_PROBLEM DETAILS_
Print every entry exactly as written.

_EXTRACTED DATA_
___
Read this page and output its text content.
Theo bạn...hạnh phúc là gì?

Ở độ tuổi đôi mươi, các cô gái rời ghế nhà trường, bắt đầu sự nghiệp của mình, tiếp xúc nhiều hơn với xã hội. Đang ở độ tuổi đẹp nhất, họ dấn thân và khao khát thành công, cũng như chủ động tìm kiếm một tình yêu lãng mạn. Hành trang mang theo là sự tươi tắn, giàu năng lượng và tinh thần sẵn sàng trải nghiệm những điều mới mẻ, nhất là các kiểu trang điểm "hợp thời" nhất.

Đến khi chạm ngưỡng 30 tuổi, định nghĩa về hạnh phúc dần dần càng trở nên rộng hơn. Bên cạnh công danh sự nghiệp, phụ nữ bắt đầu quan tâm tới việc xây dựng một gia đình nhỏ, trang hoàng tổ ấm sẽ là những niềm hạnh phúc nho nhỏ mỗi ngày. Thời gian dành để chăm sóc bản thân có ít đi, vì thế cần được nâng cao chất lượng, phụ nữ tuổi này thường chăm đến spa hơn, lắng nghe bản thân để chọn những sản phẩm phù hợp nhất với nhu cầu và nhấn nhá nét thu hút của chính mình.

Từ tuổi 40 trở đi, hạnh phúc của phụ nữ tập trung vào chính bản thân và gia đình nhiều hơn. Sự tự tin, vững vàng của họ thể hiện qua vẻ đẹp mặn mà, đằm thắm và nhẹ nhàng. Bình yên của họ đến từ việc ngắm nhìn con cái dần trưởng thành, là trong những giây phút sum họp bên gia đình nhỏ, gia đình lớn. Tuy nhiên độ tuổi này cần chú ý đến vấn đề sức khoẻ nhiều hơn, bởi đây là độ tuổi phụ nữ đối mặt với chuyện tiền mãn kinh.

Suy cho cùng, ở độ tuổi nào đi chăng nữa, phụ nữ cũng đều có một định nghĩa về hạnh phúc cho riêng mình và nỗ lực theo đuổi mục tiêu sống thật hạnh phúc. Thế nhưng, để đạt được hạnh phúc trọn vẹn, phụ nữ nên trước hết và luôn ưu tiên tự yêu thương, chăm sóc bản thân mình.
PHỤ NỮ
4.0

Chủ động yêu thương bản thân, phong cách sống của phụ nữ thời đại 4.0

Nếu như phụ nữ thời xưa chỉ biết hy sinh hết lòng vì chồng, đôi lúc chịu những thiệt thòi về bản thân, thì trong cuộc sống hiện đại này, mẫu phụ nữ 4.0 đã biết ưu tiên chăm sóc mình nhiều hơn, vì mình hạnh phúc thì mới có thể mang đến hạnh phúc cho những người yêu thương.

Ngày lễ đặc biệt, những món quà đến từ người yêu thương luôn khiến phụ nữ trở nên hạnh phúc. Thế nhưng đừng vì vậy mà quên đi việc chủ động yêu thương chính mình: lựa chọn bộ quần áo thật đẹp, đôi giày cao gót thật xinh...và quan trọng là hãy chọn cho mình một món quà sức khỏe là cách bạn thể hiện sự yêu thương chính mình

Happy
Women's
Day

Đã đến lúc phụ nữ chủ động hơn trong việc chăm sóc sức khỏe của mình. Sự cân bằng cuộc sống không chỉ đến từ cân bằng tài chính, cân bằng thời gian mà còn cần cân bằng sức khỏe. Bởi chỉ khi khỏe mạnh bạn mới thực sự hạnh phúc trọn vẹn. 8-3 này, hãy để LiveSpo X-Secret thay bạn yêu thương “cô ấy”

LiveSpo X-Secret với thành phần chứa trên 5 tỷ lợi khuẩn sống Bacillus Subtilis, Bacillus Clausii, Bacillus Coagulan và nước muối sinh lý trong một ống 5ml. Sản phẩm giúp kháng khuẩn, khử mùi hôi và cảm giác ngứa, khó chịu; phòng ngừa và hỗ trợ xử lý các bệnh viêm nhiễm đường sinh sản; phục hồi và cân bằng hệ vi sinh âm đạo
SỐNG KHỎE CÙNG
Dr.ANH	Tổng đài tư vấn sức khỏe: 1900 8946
___
_OUTPUT BELOW_
Read this page and output its text content.
Theo bạn...hạnh phúc là gì?

Ở độ tuổi đôi mươi, các cô gái rời ghế nhà trường, bắt đầu sự nghiệp của mình, tiếp xúc nhiều hơn với xã hội. Đang ở độ tuổi đẹp nhất, họ dấn thân và khao khát thành công, cũng như chủ động tìm kiếm một tình yêu lãng mạn. Hành trang mang theo là sự tươi tắn, giàu năng lượng và tinh thần sẵn sàng trải nghiệm những điều mới mẻ, nhất là các kiểu trang điểm "hợp thời" nhất.

Đến khi chạm ngưỡng 30 tuổi, định nghĩa về hạnh phúc dần dần càng trở nên rộng hơn. Bên cạnh công danh sự nghiệp, phụ nữ bắt đầu quan tâm tới việc xây dựng một gia đình nhỏ, trang hoàng tổ ấm sẽ là những niềm hạnh phúc nho nhỏ mỗi ngày. Thời gian dành để chăm sóc bản thân có ít đi, vì thế cần được nâng cao chất lượng, phụ nữ tuổi này thường chăm đến spa hơn, lắng nghe bản thân để chọn những sản phẩm phù hợp nhất với nhu cầu và nhấn nhá nét thu hút của chính mình.

Từ tuổi 40 trở đi, hạnh phúc của phụ nữ tập trung vào chính bản thân và gia đình nhiều hơn. Sự tự tin, vững vàng của họ thể hiện qua vẻ đẹp mặn mà, đằm thắm và nhẹ nhàng. Bình yên của họ đến từ việc ngắm nhìn con cái dần trưởng thành, là trong những giây phút sum họp bên gia đình nhỏ, gia đình lớn. Tuy nhiên độ tuổi này cần chú ý đến vấn đề sức khoẻ nhiều hơn, bởi đây là độ tuổi phụ nữ đối mặt với chuyện tiền mãn kinh.

Suy cho cùng, ở độ tuổi nào đi chăng nữa, phụ nữ cũng đều có một định nghĩa về hạnh phúc cho riêng mình và nỗ lực theo đuổi mục tiêu sống thật hạnh phúc. Thế nhưng, để đạt được hạnh phúc trọn vẹn, phụ nữ nên trước hết và luôn ưu tiên tự yêu thương, chăm sóc bản thân mình.
PHỤ NỮ
4.0

Chủ động yêu thương bản thân, phong cách sống của phụ nữ thời đại 4.0

Nếu như phụ nữ thời xưa chỉ biết hy sinh hết lòng vì chồng, đôi lúc chịu những thiệt thòi về bản thân, thì trong cuộc sống hiện đại này, mẫu phụ nữ 4.0 đã biết ưu tiên chăm sóc mình nhiều hơn, vì mình hạnh phúc thì mới có thể mang đến hạnh phúc cho những người yêu thương.

Ngày lễ đặc biệt, những món quà đến từ người yêu thương luôn khiến phụ nữ trở nên hạnh phúc. Thế nhưng đừng vì vậy mà quên đi việc chủ động yêu thương chính mình: lựa chọn bộ quần áo thật đẹp, đôi giày cao gót thật xinh...và quan trọng là hãy chọn cho mình một món quà sức khỏe là cách bạn thể hiện sự yêu thương chính mình

Happy
Women's
Day

Đã đến lúc phụ nữ chủ động hơn trong việc chăm sóc sức khỏe của mình. Sự cân bằng cuộc sống không chỉ đến từ cân bằng tài chính, cân bằng thời gian mà còn cần cân bằng sức khỏe. Bởi chỉ khi khỏe mạnh bạn mới thực sự hạnh phúc trọn vẹn. 8-3 này, hãy để LiveSpo X-Secret thay bạn yêu thương “cô ấy”

LiveSpo X-Secret với thành phần chứa trên 5 tỷ lợi khuẩn sống Bacillus Subtilis, Bacillus Clausii, Bacillus Coagulan và nước muối sinh lý trong một ống 5ml. Sản phẩm giúp kháng khuẩn, khử mùi hôi và cảm giác ngứa, khó chịu; phòng ngừa và hỗ trợ xử lý các bệnh viêm nhiễm đường sinh sản; phục hồi và cân bằng hệ vi sinh âm đạo
SỐNG KHỎE CÙNG
Dr.ANH	Tổng đài tư vấn sức khỏe: 1900 8946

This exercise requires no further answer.